● **What the exercise asks**
Each entry must be given again exactly; images do not belong in the copy.

-=-=-

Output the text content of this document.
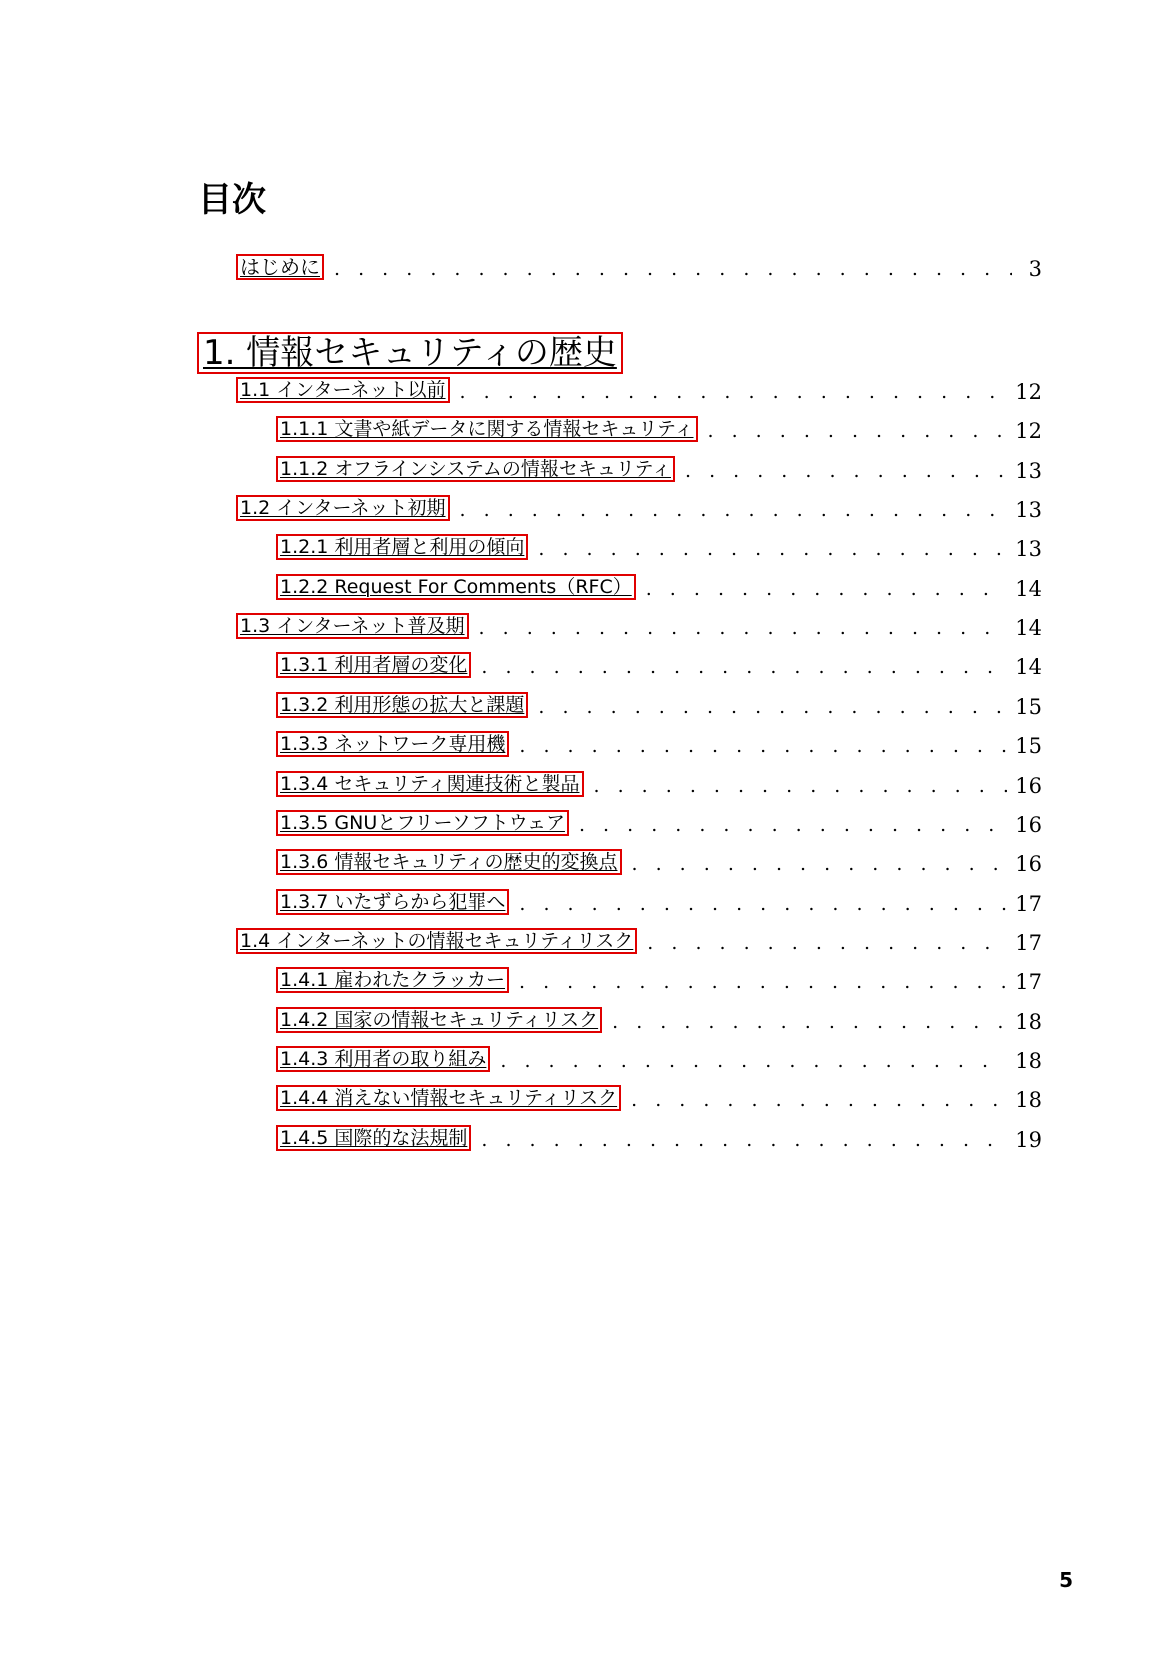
目次
はじめに . . .	3
1. 情報セキュリティの歴史
1.1 インターネット以前 . . .	12
1.1.1 文書や紙データに関する情報セキュリティ . . .	12
1.1.2 オフラインシステムの情報セキュリティ . . .	13
1.2 インターネット初期 . . .	13
1.2.1 利用者層と利用の傾向 . . .	13
1.2.2 Request For Comments（RFC） . . .	14
1.3 インターネット普及期 . . .	14
1.3.1 利用者層の変化 . . .	14
1.3.2 利用形態の拡大と課題 . . .	15
1.3.3 ネットワーク専用機 . . .	15
1.3.4 セキュリティ関連技術と製品 . . .	16
1.3.5 GNUとフリーソフトウェア . . .	16
1.3.6 情報セキュリティの歴史的変換点 . . .	16
1.3.7 いたずらから犯罪へ . . .	17
1.4 インターネットの情報セキュリティリスク . . .	17
1.4.1 雇われたクラッカー . . .	17
1.4.2 国家の情報セキュリティリスク . . .	18
1.4.3 利用者の取り組み . . .	18
1.4.4 消えない情報セキュリティリスク . . .	18
1.4.5 国際的な法規制 . . .	19
5
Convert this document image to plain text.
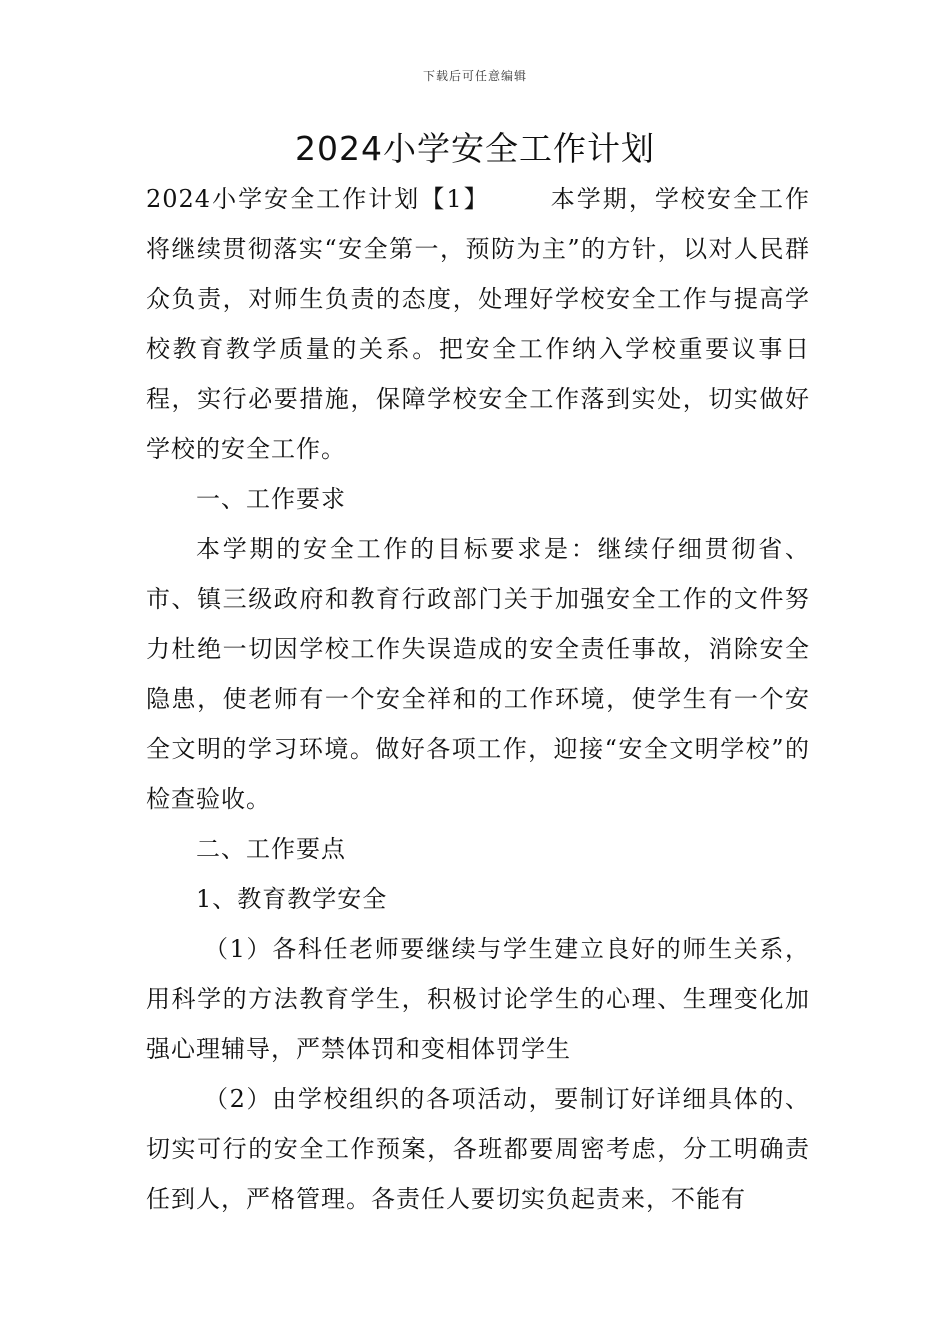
下载后可任意编辑
2024小学安全工作计划

2024小学安全工作计划【1】	本学期，学校安全工作将继续贯彻落实“安全第一，预防为主”的方针，以对人民群众负责，对师生负责的态度，处理好学校安全工作与提高学校教育教学质量的关系。把安全工作纳入学校重要议事日程，实行必要措施，保障学校安全工作落到实处，切实做好学校的安全工作。

一、工作要求

本学期的安全工作的目标要求是：继续仔细贯彻省、市、镇三级政府和教育行政部门关于加强安全工作的文件努力杜绝一切因学校工作失误造成的安全责任事故，消除安全隐患，使老师有一个安全祥和的工作环境，使学生有一个安全文明的学习环境。做好各项工作，迎接“安全文明学校”的检查验收。

二、工作要点

1、教育教学安全

（1）各科任老师要继续与学生建立良好的师生关系，用科学的方法教育学生，积极讨论学生的心理、生理变化加强心理辅导，严禁体罚和变相体罚学生

（2）由学校组织的各项活动，要制订好详细具体的、切实可行的安全工作预案，各班都要周密考虑，分工明确责任到人，严格管理。各责任人要切实负起责来，不能有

-=-=-

● **Task result**
Output the text content of this document.
目次
はじめに . . .	3
1. 情報セキュリティの歴史
1.1 インターネット以前 . . .	12
1.1.1 文書や紙データに関する情報セキュリティ . . .	12
1.1.2 オフラインシステムの情報セキュリティ . . .	13
1.2 インターネット初期 . . .	13
1.2.1 利用者層と利用の傾向 . . .	13
1.2.2 Request For Comments（RFC） . . .	14
1.3 インターネット普及期 . . .	14
1.3.1 利用者層の変化 . . .	14
1.3.2 利用形態の拡大と課題 . . .	15
1.3.3 ネットワーク専用機 . . .	15
1.3.4 セキュリティ関連技術と製品 . . .	16
1.3.5 GNUとフリーソフトウェア . . .	16
1.3.6 情報セキュリティの歴史的変換点 . . .	16
1.3.7 いたずらから犯罪へ . . .	17
1.4 インターネットの情報セキュリティリスク . . .	17
1.4.1 雇われたクラッカー . . .	17
1.4.2 国家の情報セキュリティリスク . . .	18
1.4.3 利用者の取り組み . . .	18
1.4.4 消えない情報セキュリティリスク . . .	18
1.4.5 国際的な法規制 . . .	19
5
Convert this document image to plain text.
下载后可任意编辑
2024小学安全工作计划

2024小学安全工作计划【1】	本学期，学校安全工作将继续贯彻落实“安全第一，预防为主”的方针，以对人民群众负责，对师生负责的态度，处理好学校安全工作与提高学校教育教学质量的关系。把安全工作纳入学校重要议事日程，实行必要措施，保障学校安全工作落到实处，切实做好学校的安全工作。

一、工作要求

本学期的安全工作的目标要求是：继续仔细贯彻省、市、镇三级政府和教育行政部门关于加强安全工作的文件努力杜绝一切因学校工作失误造成的安全责任事故，消除安全隐患，使老师有一个安全祥和的工作环境，使学生有一个安全文明的学习环境。做好各项工作，迎接“安全文明学校”的检查验收。

二、工作要点

1、教育教学安全

（1）各科任老师要继续与学生建立良好的师生关系，用科学的方法教育学生，积极讨论学生的心理、生理变化加强心理辅导，严禁体罚和变相体罚学生

（2）由学校组织的各项活动，要制订好详细具体的、切实可行的安全工作预案，各班都要周密考虑，分工明确责任到人，严格管理。各责任人要切实负起责来，不能有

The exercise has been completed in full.